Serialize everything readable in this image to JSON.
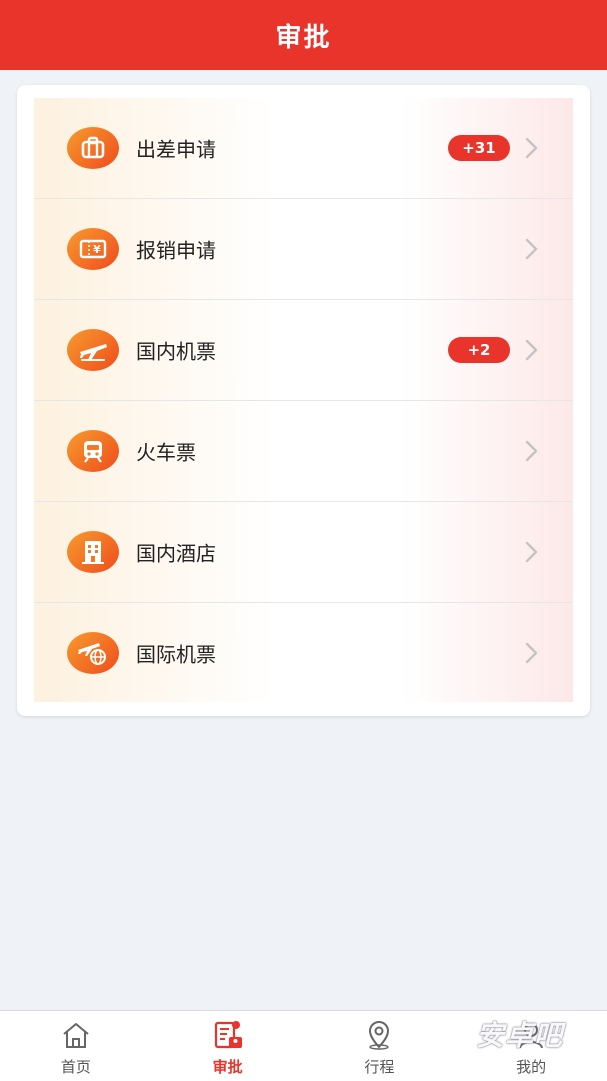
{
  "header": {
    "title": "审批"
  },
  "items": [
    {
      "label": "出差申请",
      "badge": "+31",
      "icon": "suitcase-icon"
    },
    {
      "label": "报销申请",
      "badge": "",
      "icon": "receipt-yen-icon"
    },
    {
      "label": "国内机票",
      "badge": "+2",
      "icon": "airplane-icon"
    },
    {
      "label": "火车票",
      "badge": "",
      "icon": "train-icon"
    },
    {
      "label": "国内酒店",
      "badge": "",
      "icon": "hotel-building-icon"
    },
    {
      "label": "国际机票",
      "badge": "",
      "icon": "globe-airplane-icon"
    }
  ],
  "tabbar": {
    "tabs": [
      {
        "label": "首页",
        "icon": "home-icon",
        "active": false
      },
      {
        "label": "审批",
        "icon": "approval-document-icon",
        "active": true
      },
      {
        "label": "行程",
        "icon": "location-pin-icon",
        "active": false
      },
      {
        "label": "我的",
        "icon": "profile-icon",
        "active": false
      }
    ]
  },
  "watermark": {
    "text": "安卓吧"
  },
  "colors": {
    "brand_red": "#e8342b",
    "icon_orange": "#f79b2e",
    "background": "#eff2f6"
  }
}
.....
--- TASK PROMPT ---
Exclude every picture and copy the remaining data exactly.

--- EXERCISE RESULT ---
Serialize everything readable in this image to JSON.
{
  "header": {
    "title": "审批"
  },
  "items": [
    {
      "label": "出差申请",
      "badge": "+31",
      "icon": "suitcase-icon"
    },
    {
      "label": "报销申请",
      "badge": "",
      "icon": "receipt-yen-icon"
    },
    {
      "label": "国内机票",
      "badge": "+2",
      "icon": "airplane-icon"
    },
    {
      "label": "火车票",
      "badge": "",
      "icon": "train-icon"
    },
    {
      "label": "国内酒店",
      "badge": "",
      "icon": "hotel-building-icon"
    },
    {
      "label": "国际机票",
      "badge": "",
      "icon": "globe-airplane-icon"
    }
  ],
  "tabbar": {
    "tabs": [
      {
        "label": "首页",
        "icon": "home-icon",
        "active": false
      },
      {
        "label": "审批",
        "icon": "approval-document-icon",
        "active": true
      },
      {
        "label": "行程",
        "icon": "location-pin-icon",
        "active": false
      },
      {
        "label": "我的",
        "icon": "profile-icon",
        "active": false
      }
    ]
  },
  "watermark": {
    "text": "安卓吧"
  },
  "colors": {
    "brand_red": "#e8342b",
    "icon_orange": "#f79b2e",
    "background": "#eff2f6"
  }
}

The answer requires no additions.